━━━ Entries provided

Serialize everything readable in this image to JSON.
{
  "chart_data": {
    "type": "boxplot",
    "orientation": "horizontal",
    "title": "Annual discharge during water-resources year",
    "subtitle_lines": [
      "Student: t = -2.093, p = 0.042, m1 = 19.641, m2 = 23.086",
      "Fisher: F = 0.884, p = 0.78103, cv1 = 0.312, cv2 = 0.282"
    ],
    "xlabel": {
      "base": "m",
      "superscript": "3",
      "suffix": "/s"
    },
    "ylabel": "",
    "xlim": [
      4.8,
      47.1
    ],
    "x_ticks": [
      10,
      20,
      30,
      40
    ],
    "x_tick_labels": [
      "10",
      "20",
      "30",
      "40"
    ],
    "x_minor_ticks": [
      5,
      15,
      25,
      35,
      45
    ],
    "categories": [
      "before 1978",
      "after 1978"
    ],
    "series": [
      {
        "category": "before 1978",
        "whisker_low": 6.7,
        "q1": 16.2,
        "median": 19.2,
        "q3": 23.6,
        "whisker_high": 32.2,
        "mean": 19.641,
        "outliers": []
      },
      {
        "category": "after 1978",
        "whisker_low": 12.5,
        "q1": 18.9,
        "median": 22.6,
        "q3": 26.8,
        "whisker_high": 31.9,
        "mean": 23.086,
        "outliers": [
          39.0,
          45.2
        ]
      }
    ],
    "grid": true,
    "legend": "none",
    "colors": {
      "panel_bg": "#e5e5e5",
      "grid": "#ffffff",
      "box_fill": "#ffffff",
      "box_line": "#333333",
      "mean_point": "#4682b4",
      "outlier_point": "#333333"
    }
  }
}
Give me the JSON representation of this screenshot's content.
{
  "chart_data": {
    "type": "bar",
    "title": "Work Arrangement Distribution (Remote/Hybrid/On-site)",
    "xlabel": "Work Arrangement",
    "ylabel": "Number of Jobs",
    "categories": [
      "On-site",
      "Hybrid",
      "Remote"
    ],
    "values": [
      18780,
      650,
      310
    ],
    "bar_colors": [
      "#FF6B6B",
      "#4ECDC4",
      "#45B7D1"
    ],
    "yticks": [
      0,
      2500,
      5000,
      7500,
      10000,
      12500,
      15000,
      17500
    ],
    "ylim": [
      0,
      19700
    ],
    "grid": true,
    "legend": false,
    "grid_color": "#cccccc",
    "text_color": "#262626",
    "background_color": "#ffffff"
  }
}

━━━━━━

- Task objective: Collect from the data above every line that includes "Remote".

- Solution for this task:
    "title": "Work Arrangement Distribution (Remote/Hybrid/On-site)",
      "Remote"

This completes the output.